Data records

-- START --

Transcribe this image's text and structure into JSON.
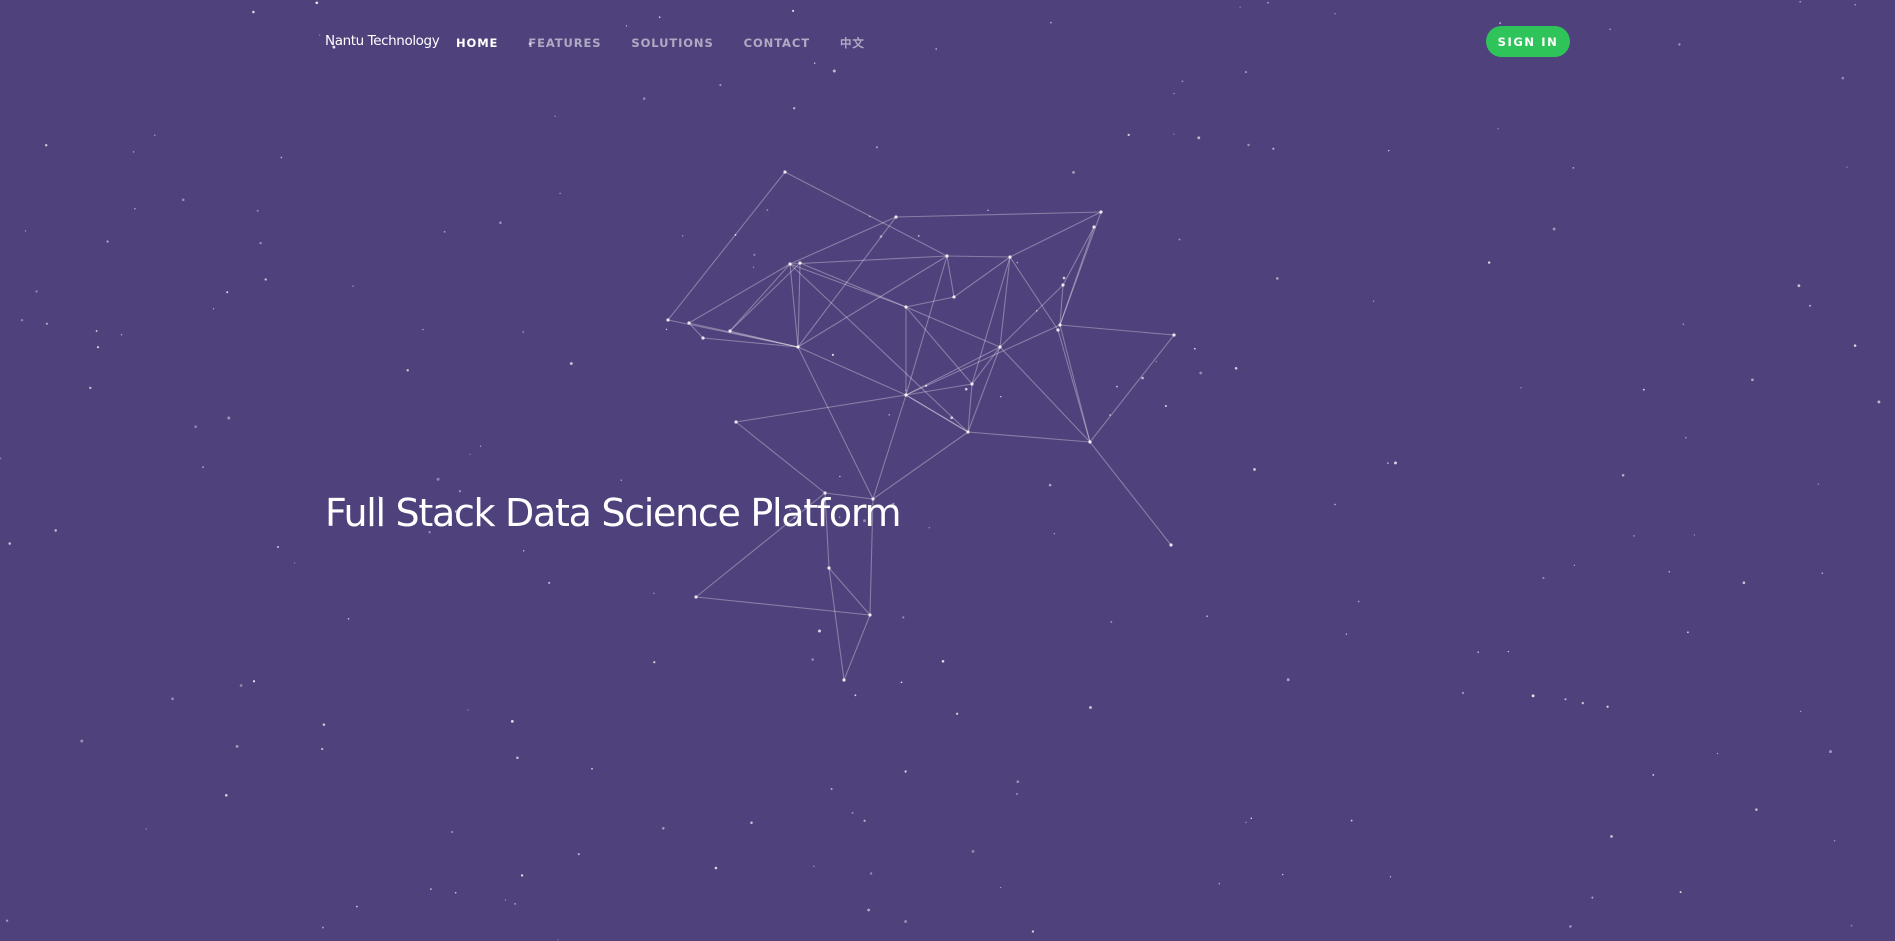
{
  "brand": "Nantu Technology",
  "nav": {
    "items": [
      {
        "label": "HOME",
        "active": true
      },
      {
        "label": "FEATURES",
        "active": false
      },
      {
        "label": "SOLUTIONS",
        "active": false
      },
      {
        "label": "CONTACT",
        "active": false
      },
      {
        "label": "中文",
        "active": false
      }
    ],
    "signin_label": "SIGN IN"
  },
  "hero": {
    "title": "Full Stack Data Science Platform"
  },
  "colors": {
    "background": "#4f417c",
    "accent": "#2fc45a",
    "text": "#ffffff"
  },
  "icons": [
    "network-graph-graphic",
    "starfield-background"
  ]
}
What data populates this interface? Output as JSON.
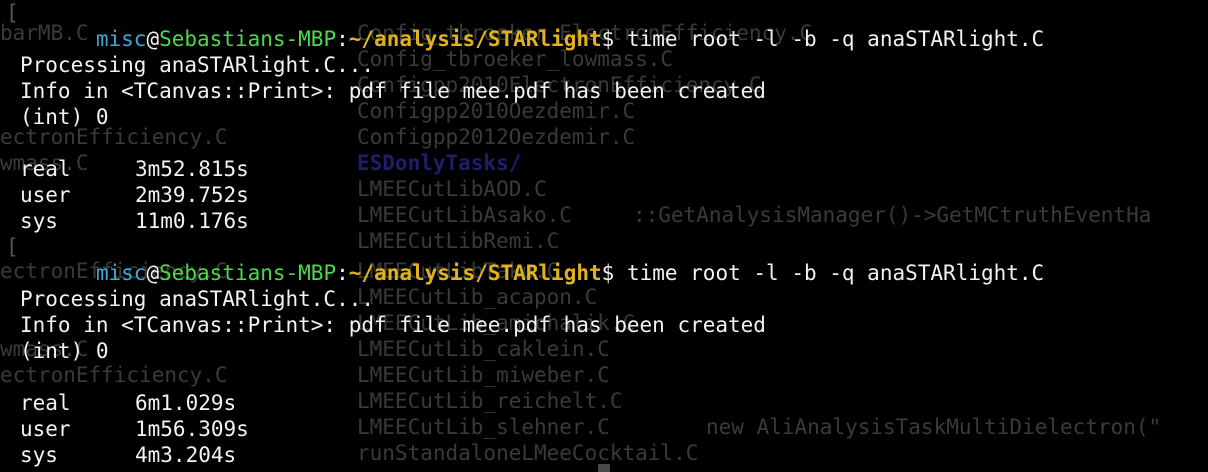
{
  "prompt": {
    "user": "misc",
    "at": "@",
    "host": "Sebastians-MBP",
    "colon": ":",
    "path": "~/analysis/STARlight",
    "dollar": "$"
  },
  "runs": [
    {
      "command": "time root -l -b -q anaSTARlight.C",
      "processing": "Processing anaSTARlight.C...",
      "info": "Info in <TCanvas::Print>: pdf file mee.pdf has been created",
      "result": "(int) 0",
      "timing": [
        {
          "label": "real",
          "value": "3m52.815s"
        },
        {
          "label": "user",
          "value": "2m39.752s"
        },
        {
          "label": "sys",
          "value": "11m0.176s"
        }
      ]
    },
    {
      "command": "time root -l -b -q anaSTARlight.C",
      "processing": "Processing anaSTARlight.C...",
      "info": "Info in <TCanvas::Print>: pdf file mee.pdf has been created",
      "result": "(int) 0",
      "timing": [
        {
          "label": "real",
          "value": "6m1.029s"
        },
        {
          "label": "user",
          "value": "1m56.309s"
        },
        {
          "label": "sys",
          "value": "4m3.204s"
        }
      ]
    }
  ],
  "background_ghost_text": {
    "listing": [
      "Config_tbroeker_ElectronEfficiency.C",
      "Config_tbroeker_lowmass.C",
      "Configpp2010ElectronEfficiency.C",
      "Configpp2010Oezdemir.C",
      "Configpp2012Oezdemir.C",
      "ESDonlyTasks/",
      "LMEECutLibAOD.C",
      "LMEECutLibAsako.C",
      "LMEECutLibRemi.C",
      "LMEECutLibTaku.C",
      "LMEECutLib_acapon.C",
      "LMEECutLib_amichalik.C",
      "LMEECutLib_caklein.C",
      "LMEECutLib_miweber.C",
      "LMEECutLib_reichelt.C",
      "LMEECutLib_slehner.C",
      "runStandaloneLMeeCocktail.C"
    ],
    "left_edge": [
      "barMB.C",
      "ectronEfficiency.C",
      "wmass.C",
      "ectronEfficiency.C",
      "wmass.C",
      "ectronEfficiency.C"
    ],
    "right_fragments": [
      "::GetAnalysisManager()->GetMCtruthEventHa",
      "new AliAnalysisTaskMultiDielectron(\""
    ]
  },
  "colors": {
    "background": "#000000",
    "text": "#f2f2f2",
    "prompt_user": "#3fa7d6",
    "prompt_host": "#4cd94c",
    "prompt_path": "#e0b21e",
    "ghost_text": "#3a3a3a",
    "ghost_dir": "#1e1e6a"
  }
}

-- END --

### Stated task
Return each line with "this".

### Exercise response
Transcribe this image's text and structure into JSON.
What data populates this interface? Output as JSON.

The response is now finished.